Figure data in JSON:

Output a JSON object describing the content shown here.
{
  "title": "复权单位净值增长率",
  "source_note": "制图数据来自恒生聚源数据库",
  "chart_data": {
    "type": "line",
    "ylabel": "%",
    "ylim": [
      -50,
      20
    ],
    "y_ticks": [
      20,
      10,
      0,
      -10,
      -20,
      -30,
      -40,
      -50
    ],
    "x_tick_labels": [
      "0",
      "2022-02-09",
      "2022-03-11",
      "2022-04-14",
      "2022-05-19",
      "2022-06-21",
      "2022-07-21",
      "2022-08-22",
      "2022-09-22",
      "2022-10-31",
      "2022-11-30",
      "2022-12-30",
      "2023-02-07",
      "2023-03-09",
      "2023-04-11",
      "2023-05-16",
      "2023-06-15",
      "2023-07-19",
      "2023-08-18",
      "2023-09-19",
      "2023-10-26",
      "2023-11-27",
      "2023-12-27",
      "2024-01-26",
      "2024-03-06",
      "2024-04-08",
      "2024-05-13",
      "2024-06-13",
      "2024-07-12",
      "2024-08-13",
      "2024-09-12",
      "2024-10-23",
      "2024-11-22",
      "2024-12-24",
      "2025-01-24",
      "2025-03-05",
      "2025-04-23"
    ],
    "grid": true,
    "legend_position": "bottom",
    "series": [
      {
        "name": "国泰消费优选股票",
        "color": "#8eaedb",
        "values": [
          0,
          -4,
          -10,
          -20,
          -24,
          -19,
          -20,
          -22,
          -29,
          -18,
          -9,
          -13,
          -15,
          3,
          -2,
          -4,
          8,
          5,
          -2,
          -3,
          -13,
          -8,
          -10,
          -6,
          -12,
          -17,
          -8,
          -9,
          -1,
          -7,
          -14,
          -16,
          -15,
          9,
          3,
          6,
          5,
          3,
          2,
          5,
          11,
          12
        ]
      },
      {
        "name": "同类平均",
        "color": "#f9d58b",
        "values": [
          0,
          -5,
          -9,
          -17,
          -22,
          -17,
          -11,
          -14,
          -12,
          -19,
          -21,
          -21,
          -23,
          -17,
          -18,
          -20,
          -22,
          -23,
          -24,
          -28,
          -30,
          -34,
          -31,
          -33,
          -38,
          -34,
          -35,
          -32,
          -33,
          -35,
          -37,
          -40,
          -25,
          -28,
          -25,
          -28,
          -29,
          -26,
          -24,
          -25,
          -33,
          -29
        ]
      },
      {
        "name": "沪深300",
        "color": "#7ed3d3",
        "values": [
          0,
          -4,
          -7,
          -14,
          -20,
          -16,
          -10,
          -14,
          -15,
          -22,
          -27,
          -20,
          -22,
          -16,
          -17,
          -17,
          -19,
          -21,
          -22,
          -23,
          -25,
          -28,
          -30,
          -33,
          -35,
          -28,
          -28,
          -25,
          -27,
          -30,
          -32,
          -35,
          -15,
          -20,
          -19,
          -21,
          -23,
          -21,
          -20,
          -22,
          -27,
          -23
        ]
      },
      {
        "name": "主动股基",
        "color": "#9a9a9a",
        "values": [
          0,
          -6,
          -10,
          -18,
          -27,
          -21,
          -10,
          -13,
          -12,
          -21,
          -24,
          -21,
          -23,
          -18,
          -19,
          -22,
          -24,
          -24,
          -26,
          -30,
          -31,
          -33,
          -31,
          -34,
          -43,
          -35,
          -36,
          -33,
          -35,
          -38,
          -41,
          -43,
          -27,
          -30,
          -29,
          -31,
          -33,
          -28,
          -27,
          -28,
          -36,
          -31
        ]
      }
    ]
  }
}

WHAT TO WORK ON
Reproduce the material precisely, including every line.

SOLVED EXERCISE
Output a JSON object describing the content shown here.
{
  "title": "复权单位净值增长率",
  "source_note": "制图数据来自恒生聚源数据库",
  "chart_data": {
    "type": "line",
    "ylabel": "%",
    "ylim": [
      -50,
      20
    ],
    "y_ticks": [
      20,
      10,
      0,
      -10,
      -20,
      -30,
      -40,
      -50
    ],
    "x_tick_labels": [
      "0",
      "2022-02-09",
      "2022-03-11",
      "2022-04-14",
      "2022-05-19",
      "2022-06-21",
      "2022-07-21",
      "2022-08-22",
      "2022-09-22",
      "2022-10-31",
      "2022-11-30",
      "2022-12-30",
      "2023-02-07",
      "2023-03-09",
      "2023-04-11",
      "2023-05-16",
      "2023-06-15",
      "2023-07-19",
      "2023-08-18",
      "2023-09-19",
      "2023-10-26",
      "2023-11-27",
      "2023-12-27",
      "2024-01-26",
      "2024-03-06",
      "2024-04-08",
      "2024-05-13",
      "2024-06-13",
      "2024-07-12",
      "2024-08-13",
      "2024-09-12",
      "2024-10-23",
      "2024-11-22",
      "2024-12-24",
      "2025-01-24",
      "2025-03-05",
      "2025-04-23"
    ],
    "grid": true,
    "legend_position": "bottom",
    "series": [
      {
        "name": "国泰消费优选股票",
        "color": "#8eaedb",
        "values": [
          0,
          -4,
          -10,
          -20,
          -24,
          -19,
          -20,
          -22,
          -29,
          -18,
          -9,
          -13,
          -15,
          3,
          -2,
          -4,
          8,
          5,
          -2,
          -3,
          -13,
          -8,
          -10,
          -6,
          -12,
          -17,
          -8,
          -9,
          -1,
          -7,
          -14,
          -16,
          -15,
          9,
          3,
          6,
          5,
          3,
          2,
          5,
          11,
          12
        ]
      },
      {
        "name": "同类平均",
        "color": "#f9d58b",
        "values": [
          0,
          -5,
          -9,
          -17,
          -22,
          -17,
          -11,
          -14,
          -12,
          -19,
          -21,
          -21,
          -23,
          -17,
          -18,
          -20,
          -22,
          -23,
          -24,
          -28,
          -30,
          -34,
          -31,
          -33,
          -38,
          -34,
          -35,
          -32,
          -33,
          -35,
          -37,
          -40,
          -25,
          -28,
          -25,
          -28,
          -29,
          -26,
          -24,
          -25,
          -33,
          -29
        ]
      },
      {
        "name": "沪深300",
        "color": "#7ed3d3",
        "values": [
          0,
          -4,
          -7,
          -14,
          -20,
          -16,
          -10,
          -14,
          -15,
          -22,
          -27,
          -20,
          -22,
          -16,
          -17,
          -17,
          -19,
          -21,
          -22,
          -23,
          -25,
          -28,
          -30,
          -33,
          -35,
          -28,
          -28,
          -25,
          -27,
          -30,
          -32,
          -35,
          -15,
          -20,
          -19,
          -21,
          -23,
          -21,
          -20,
          -22,
          -27,
          -23
        ]
      },
      {
        "name": "主动股基",
        "color": "#9a9a9a",
        "values": [
          0,
          -6,
          -10,
          -18,
          -27,
          -21,
          -10,
          -13,
          -12,
          -21,
          -24,
          -21,
          -23,
          -18,
          -19,
          -22,
          -24,
          -24,
          -26,
          -30,
          -31,
          -33,
          -31,
          -34,
          -43,
          -35,
          -36,
          -33,
          -35,
          -38,
          -41,
          -43,
          -27,
          -30,
          -29,
          -31,
          -33,
          -28,
          -27,
          -28,
          -36,
          -31
        ]
      }
    ]
  }
}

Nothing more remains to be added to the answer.